Chart and figure data
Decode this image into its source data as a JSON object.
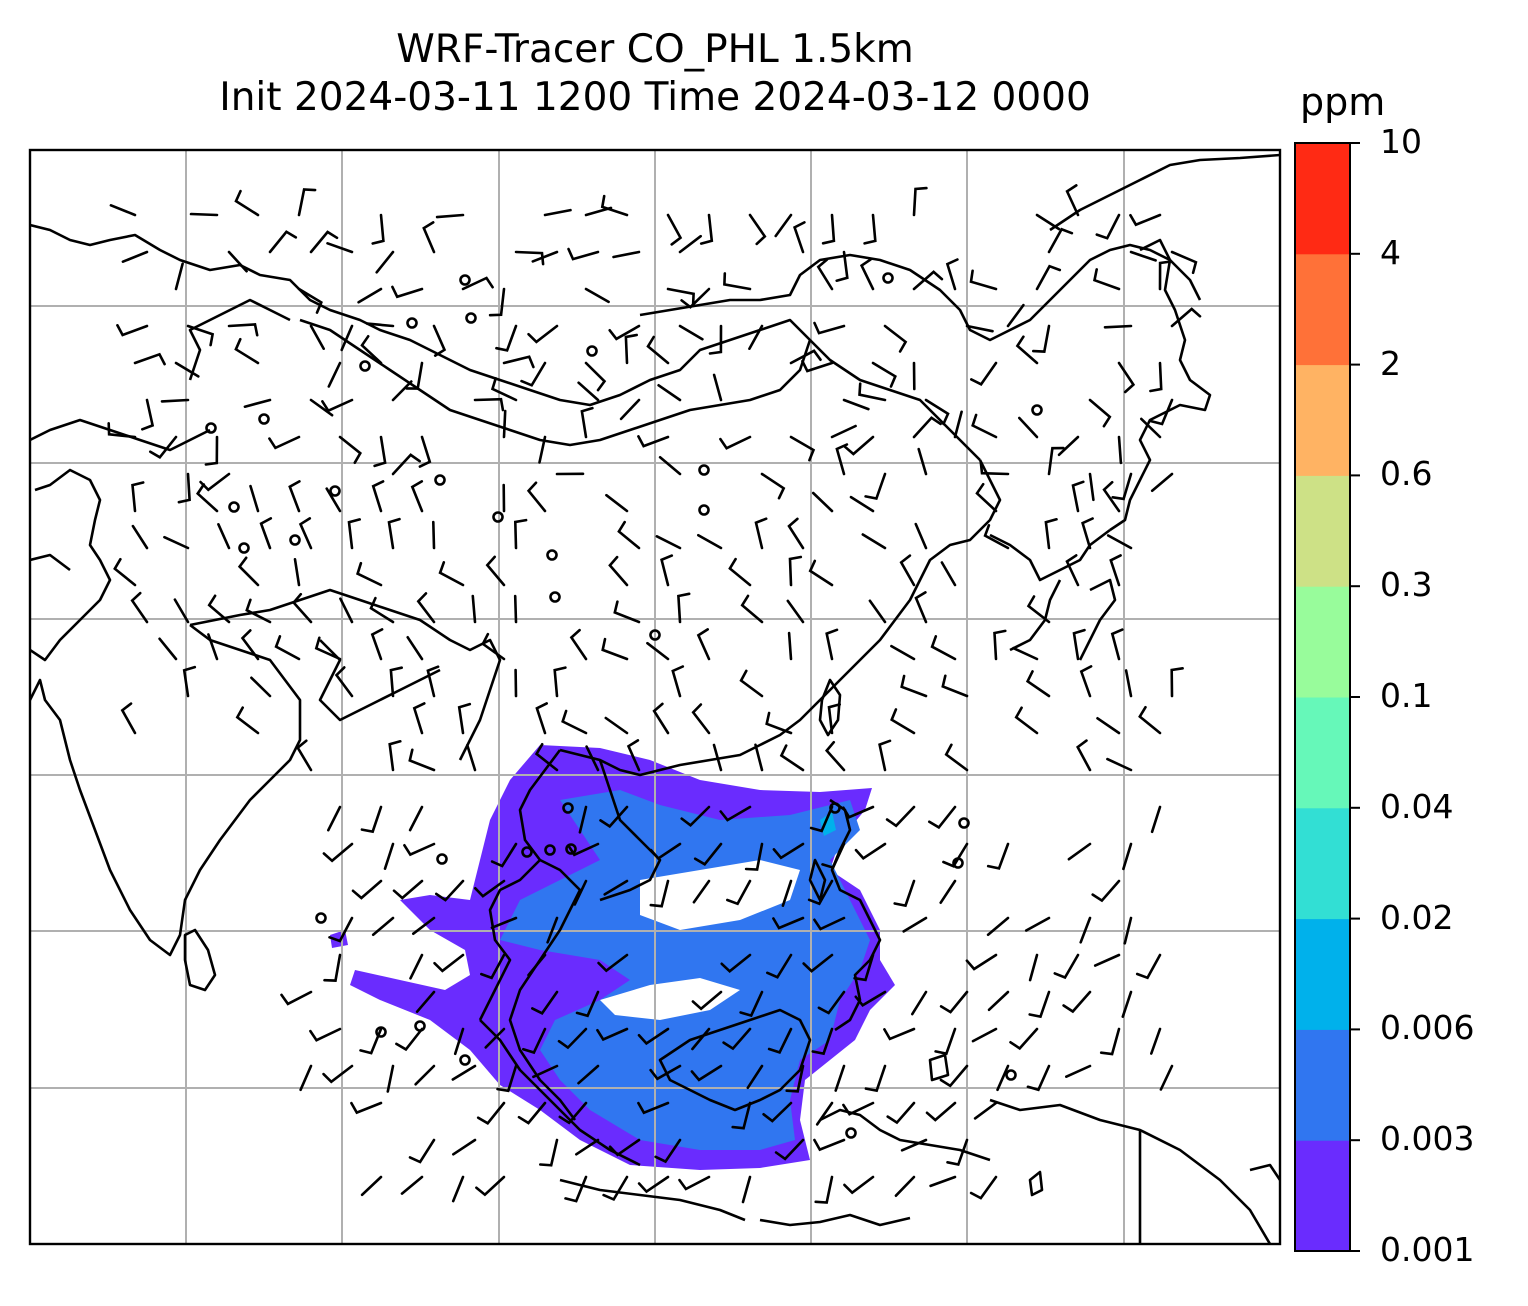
{
  "title": {
    "line1": "WRF-Tracer CO_PHL 1.5km",
    "line2": "Init 2024-03-11 1200 Time 2024-03-12 0000"
  },
  "colorbar": {
    "unit": "ppm",
    "levels": [
      "0.001",
      "0.003",
      "0.006",
      "0.02",
      "0.04",
      "0.1",
      "0.3",
      "0.6",
      "2",
      "4",
      "10"
    ],
    "colors": [
      "#6a2cfe",
      "#3076f0",
      "#00b1eb",
      "#32dfd4",
      "#66f8b9",
      "#98fc9b",
      "#cde186",
      "#ffb363",
      "#ff7138",
      "#ff2a14"
    ]
  },
  "map": {
    "frame_color": "#000000",
    "grid_color": "#b0b0b0",
    "coastline_color": "#000000",
    "wind_barb_color": "#000000"
  }
}
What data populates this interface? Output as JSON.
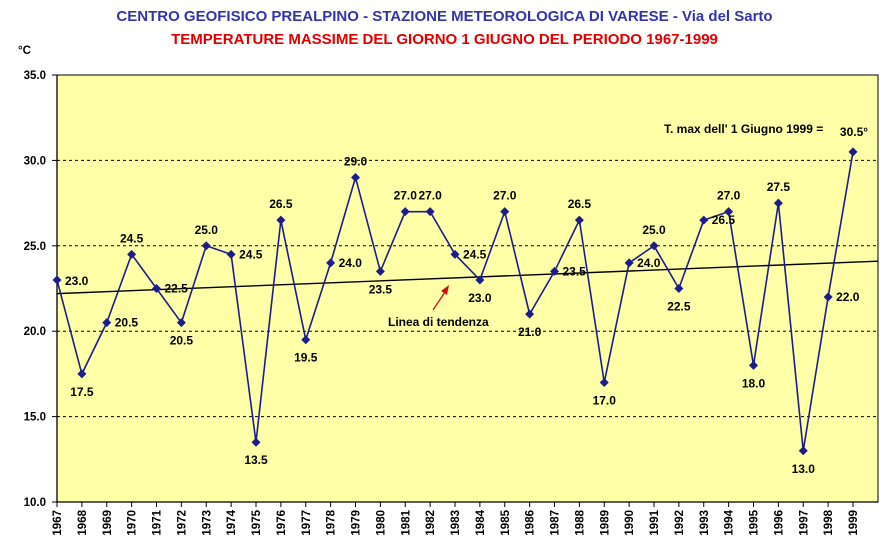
{
  "chart_data": {
    "type": "line",
    "title": "CENTRO GEOFISICO PREALPINO - STAZIONE METEOROLOGICA DI VARESE - Via del Sarto",
    "subtitle": "TEMPERATURE MASSIME DEL GIORNO 1 GIUGNO DEL PERIODO 1967-1999",
    "ylabel": "°C",
    "ylim": [
      10,
      35
    ],
    "yticks": [
      "10.0",
      "15.0",
      "20.0",
      "25.0",
      "30.0",
      "35.0"
    ],
    "grid": "horizontal-dashed",
    "x": [
      "1967",
      "1968",
      "1969",
      "1970",
      "1971",
      "1972",
      "1973",
      "1974",
      "1975",
      "1976",
      "1977",
      "1978",
      "1979",
      "1980",
      "1981",
      "1982",
      "1983",
      "1984",
      "1985",
      "1986",
      "1987",
      "1988",
      "1989",
      "1990",
      "1991",
      "1992",
      "1993",
      "1994",
      "1995",
      "1996",
      "1997",
      "1998",
      "1999"
    ],
    "values": [
      23.0,
      17.5,
      20.5,
      24.5,
      22.5,
      20.5,
      25.0,
      24.5,
      13.5,
      26.5,
      19.5,
      24.0,
      29.0,
      23.5,
      27.0,
      27.0,
      24.5,
      23.0,
      27.0,
      21.0,
      23.5,
      26.5,
      17.0,
      24.0,
      25.0,
      22.5,
      26.5,
      27.0,
      18.0,
      27.5,
      13.0,
      22.0,
      30.5
    ],
    "labels": [
      "23.0",
      "17.5",
      "20.5",
      "24.5",
      "22.5",
      "20.5",
      "25.0",
      "24.5",
      "13.5",
      "26.5",
      "19.5",
      "24.0",
      "29.0",
      "23.5",
      "27.0",
      "27.0",
      "24.5",
      "23.0",
      "27.0",
      "21.0",
      "23.5",
      "26.5",
      "17.0",
      "24.0",
      "25.0",
      "22.5",
      "26.5",
      "27.0",
      "18.0",
      "27.5",
      "13.0",
      "22.0",
      "30.5"
    ],
    "trend": {
      "start": 22.2,
      "end": 24.1
    },
    "annotations": {
      "trend_label": "Linea di tendenza",
      "max_label": "T. max dell' 1 Giugno 1999 ="
    },
    "colors": {
      "plot_bg": "#ffffa8",
      "series": "#1c1c8c",
      "trend": "#000000",
      "annotation": "#cc1111",
      "title": "#3434a8",
      "subtitle": "#e00000"
    }
  }
}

▸ Task directions: Reproduce each entry verbatim, excluding any embedded images.

▸ Complete response:
Decode this image into its source data as a JSON object.
{
  "title": {
    "line1": "WRF-Tracer CO_PHL 1.5km",
    "line2": "Init 2024-03-11 1200 Time 2024-03-12 0000"
  },
  "colorbar": {
    "unit": "ppm",
    "levels": [
      "0.001",
      "0.003",
      "0.006",
      "0.02",
      "0.04",
      "0.1",
      "0.3",
      "0.6",
      "2",
      "4",
      "10"
    ],
    "colors": [
      "#6a2cfe",
      "#3076f0",
      "#00b1eb",
      "#32dfd4",
      "#66f8b9",
      "#98fc9b",
      "#cde186",
      "#ffb363",
      "#ff7138",
      "#ff2a14"
    ]
  },
  "map": {
    "frame_color": "#000000",
    "grid_color": "#b0b0b0",
    "coastline_color": "#000000",
    "wind_barb_color": "#000000"
  }
}
What data populates this interface? Output as JSON.
{
  "chart_data": {
    "type": "line",
    "title": "CENTRO GEOFISICO PREALPINO - STAZIONE METEOROLOGICA DI VARESE - Via del Sarto",
    "subtitle": "TEMPERATURE MASSIME DEL GIORNO 1 GIUGNO DEL PERIODO 1967-1999",
    "ylabel": "°C",
    "ylim": [
      10,
      35
    ],
    "yticks": [
      "10.0",
      "15.0",
      "20.0",
      "25.0",
      "30.0",
      "35.0"
    ],
    "grid": "horizontal-dashed",
    "x": [
      "1967",
      "1968",
      "1969",
      "1970",
      "1971",
      "1972",
      "1973",
      "1974",
      "1975",
      "1976",
      "1977",
      "1978",
      "1979",
      "1980",
      "1981",
      "1982",
      "1983",
      "1984",
      "1985",
      "1986",
      "1987",
      "1988",
      "1989",
      "1990",
      "1991",
      "1992",
      "1993",
      "1994",
      "1995",
      "1996",
      "1997",
      "1998",
      "1999"
    ],
    "values": [
      23.0,
      17.5,
      20.5,
      24.5,
      22.5,
      20.5,
      25.0,
      24.5,
      13.5,
      26.5,
      19.5,
      24.0,
      29.0,
      23.5,
      27.0,
      27.0,
      24.5,
      23.0,
      27.0,
      21.0,
      23.5,
      26.5,
      17.0,
      24.0,
      25.0,
      22.5,
      26.5,
      27.0,
      18.0,
      27.5,
      13.0,
      22.0,
      30.5
    ],
    "labels": [
      "23.0",
      "17.5",
      "20.5",
      "24.5",
      "22.5",
      "20.5",
      "25.0",
      "24.5",
      "13.5",
      "26.5",
      "19.5",
      "24.0",
      "29.0",
      "23.5",
      "27.0",
      "27.0",
      "24.5",
      "23.0",
      "27.0",
      "21.0",
      "23.5",
      "26.5",
      "17.0",
      "24.0",
      "25.0",
      "22.5",
      "26.5",
      "27.0",
      "18.0",
      "27.5",
      "13.0",
      "22.0",
      "30.5"
    ],
    "trend": {
      "start": 22.2,
      "end": 24.1
    },
    "annotations": {
      "trend_label": "Linea di tendenza",
      "max_label": "T. max dell' 1 Giugno 1999 ="
    },
    "colors": {
      "plot_bg": "#ffffa8",
      "series": "#1c1c8c",
      "trend": "#000000",
      "annotation": "#cc1111",
      "title": "#3434a8",
      "subtitle": "#e00000"
    }
  }
}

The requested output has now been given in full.